- [THE TASK] Read the entries below and pull out each line with the string "amounts".

Records of document pages and text:
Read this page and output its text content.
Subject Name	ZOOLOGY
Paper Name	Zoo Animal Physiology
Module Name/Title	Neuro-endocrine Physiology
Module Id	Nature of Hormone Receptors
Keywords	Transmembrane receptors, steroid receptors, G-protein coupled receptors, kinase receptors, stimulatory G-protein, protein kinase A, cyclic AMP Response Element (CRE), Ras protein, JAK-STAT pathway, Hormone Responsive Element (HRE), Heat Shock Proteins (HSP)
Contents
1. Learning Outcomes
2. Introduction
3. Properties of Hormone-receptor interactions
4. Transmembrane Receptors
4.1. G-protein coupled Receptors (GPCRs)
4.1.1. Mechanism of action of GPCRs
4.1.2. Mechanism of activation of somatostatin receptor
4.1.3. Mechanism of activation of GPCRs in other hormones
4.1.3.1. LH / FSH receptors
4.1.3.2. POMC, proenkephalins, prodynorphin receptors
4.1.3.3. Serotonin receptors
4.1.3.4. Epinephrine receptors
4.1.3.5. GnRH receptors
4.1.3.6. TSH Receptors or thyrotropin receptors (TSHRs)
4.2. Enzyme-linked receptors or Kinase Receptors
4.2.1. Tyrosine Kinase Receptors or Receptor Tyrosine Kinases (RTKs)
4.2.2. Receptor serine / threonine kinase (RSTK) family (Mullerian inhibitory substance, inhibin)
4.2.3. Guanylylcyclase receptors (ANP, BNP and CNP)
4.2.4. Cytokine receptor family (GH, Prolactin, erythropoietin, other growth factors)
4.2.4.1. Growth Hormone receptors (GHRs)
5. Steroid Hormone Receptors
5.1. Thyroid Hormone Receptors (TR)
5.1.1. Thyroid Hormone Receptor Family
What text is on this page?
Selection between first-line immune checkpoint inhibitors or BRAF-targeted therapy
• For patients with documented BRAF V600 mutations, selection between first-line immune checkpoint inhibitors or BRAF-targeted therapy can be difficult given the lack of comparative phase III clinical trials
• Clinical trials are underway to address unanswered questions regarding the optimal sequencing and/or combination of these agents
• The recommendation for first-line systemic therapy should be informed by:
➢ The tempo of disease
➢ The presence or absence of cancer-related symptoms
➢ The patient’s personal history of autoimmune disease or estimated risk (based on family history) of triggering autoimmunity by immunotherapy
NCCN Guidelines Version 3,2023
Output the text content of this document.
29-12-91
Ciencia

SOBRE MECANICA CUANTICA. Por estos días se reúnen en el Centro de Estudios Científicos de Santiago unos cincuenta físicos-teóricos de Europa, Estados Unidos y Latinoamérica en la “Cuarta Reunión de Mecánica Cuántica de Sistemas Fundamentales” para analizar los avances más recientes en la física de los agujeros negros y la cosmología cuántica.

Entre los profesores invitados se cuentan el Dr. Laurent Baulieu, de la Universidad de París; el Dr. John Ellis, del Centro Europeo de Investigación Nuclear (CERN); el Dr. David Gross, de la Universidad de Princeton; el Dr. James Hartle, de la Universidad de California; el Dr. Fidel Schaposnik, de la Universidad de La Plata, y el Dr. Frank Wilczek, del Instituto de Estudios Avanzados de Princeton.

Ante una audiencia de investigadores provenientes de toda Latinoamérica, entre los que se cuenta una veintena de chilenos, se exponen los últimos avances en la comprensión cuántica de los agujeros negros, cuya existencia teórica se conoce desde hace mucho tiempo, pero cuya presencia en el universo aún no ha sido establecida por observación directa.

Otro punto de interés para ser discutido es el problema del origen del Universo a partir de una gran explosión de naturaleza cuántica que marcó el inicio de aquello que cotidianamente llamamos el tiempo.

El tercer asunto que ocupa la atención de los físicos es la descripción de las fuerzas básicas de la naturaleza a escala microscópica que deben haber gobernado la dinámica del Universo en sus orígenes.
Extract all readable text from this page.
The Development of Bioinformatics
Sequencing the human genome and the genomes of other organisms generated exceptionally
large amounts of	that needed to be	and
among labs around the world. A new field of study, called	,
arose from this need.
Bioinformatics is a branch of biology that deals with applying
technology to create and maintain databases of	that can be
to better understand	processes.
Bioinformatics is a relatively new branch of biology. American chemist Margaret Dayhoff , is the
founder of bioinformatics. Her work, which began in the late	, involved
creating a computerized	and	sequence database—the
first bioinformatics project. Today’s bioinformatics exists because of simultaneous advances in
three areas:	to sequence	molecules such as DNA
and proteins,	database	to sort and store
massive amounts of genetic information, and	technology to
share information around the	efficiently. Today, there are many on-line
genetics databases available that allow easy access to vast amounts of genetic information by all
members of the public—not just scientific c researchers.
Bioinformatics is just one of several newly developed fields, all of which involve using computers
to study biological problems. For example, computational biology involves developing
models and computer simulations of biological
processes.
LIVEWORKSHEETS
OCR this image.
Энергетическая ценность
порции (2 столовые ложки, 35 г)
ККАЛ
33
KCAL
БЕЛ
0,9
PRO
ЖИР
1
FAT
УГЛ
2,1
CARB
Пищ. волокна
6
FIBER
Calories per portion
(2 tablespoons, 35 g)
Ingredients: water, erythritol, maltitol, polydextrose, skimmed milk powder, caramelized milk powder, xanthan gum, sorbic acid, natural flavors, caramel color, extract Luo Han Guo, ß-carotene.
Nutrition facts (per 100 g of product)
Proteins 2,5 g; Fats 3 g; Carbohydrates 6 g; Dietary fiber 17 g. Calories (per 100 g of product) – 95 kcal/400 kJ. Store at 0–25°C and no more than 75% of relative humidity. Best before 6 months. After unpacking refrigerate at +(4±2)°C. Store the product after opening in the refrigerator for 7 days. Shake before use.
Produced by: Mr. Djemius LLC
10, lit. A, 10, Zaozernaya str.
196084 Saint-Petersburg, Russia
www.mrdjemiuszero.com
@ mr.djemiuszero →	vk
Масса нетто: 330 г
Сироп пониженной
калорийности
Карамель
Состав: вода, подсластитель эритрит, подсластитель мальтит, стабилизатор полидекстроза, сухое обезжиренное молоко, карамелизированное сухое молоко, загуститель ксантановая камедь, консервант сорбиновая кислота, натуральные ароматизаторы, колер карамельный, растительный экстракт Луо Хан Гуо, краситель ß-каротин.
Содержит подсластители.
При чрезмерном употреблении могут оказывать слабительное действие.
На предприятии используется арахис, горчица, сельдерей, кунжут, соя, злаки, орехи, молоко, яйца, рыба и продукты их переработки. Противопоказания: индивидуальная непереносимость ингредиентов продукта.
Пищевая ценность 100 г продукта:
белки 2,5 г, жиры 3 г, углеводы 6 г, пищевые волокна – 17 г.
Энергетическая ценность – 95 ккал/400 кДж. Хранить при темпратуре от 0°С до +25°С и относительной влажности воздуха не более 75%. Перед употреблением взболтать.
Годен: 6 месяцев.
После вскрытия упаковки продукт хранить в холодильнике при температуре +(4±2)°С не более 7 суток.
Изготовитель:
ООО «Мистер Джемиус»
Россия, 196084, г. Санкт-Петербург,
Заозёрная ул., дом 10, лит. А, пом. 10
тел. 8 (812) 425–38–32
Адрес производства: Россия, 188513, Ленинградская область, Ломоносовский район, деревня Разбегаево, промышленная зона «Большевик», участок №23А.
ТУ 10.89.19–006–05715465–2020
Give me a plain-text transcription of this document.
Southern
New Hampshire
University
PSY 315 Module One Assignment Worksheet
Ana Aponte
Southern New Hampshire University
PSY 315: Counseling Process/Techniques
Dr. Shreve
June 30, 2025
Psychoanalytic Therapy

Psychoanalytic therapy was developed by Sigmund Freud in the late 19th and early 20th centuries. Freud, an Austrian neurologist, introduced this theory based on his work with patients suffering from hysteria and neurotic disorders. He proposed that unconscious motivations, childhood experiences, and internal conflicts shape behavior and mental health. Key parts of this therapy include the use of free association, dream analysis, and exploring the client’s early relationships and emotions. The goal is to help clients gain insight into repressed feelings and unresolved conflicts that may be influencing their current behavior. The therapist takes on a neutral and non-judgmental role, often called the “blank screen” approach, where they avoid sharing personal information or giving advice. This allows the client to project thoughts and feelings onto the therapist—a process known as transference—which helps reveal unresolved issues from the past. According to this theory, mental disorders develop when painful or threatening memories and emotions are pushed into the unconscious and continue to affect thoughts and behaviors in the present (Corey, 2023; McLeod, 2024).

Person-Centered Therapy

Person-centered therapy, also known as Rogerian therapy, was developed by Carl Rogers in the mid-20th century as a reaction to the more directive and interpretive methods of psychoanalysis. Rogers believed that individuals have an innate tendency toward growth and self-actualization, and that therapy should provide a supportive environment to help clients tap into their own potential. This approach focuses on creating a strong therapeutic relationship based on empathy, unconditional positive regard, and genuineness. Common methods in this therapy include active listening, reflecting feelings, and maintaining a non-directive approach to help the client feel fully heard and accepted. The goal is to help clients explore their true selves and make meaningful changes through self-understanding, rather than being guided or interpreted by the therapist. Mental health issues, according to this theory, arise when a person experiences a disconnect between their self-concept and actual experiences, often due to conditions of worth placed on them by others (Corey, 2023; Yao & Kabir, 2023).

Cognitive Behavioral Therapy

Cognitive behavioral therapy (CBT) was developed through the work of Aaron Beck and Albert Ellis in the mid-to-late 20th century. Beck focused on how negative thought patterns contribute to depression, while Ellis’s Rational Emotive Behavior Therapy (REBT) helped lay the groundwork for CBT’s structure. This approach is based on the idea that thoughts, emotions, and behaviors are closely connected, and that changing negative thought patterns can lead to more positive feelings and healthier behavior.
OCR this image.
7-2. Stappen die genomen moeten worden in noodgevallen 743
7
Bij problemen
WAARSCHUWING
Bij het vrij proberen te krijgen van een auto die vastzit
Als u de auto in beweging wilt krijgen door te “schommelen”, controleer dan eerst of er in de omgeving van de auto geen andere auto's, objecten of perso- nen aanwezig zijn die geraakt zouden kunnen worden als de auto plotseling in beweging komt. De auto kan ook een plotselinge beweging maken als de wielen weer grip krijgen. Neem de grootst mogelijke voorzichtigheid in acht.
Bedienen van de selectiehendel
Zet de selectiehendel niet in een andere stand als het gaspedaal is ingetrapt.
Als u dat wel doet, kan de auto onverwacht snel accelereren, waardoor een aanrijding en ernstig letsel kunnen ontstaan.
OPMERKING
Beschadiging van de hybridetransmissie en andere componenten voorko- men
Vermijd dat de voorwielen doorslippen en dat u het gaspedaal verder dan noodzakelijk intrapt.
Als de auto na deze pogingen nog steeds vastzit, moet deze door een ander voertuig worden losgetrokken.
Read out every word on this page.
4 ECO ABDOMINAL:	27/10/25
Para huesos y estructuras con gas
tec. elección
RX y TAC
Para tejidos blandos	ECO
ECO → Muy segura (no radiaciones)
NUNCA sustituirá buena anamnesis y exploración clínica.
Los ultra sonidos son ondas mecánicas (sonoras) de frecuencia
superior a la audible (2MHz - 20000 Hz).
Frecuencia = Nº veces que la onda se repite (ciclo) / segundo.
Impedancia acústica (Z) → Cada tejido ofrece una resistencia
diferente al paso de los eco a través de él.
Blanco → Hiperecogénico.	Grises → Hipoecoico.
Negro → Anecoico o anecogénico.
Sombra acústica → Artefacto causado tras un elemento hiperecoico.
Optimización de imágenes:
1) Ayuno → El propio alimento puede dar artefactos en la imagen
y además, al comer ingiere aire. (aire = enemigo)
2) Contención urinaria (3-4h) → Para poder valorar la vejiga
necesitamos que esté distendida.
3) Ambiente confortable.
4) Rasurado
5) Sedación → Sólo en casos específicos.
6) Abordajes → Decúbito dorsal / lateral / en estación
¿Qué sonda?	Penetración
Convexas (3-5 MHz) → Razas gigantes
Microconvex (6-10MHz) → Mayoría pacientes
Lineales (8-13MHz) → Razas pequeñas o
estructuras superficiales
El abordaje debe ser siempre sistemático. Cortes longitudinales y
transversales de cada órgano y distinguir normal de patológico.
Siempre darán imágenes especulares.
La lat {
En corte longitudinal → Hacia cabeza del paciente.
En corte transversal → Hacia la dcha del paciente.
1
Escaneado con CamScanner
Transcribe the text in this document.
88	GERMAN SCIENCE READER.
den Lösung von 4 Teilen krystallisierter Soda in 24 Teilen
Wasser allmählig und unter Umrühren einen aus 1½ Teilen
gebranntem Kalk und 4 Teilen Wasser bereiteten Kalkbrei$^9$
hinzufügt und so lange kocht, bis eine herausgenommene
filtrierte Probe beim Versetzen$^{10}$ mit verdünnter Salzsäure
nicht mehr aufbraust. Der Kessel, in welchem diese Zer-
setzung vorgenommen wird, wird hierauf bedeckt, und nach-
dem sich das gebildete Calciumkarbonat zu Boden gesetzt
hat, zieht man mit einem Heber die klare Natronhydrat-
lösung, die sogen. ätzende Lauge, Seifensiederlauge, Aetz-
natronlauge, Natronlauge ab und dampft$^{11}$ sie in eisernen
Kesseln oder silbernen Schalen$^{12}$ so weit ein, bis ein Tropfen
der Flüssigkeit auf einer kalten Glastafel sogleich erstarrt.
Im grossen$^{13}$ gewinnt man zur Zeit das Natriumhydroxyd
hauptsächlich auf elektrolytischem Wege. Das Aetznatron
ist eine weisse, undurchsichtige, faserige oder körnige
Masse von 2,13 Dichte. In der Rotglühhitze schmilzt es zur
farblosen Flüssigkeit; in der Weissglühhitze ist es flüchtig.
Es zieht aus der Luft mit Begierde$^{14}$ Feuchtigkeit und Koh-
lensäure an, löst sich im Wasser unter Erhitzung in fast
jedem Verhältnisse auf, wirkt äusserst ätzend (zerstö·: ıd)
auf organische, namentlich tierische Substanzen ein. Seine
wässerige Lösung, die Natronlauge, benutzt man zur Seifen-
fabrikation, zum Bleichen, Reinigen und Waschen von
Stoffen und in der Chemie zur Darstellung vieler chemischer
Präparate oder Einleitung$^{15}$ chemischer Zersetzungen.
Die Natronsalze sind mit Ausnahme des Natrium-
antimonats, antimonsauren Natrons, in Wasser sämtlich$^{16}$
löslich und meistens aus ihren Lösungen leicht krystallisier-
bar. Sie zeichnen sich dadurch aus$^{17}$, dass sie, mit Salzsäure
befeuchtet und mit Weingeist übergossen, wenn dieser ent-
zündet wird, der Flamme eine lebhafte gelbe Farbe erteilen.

- [ANSWER SECTION]
large amounts of	that needed to be	and
massive amounts of genetic information, and	technology to
genetics databases available that allow easy access to vast amounts of genetic information by all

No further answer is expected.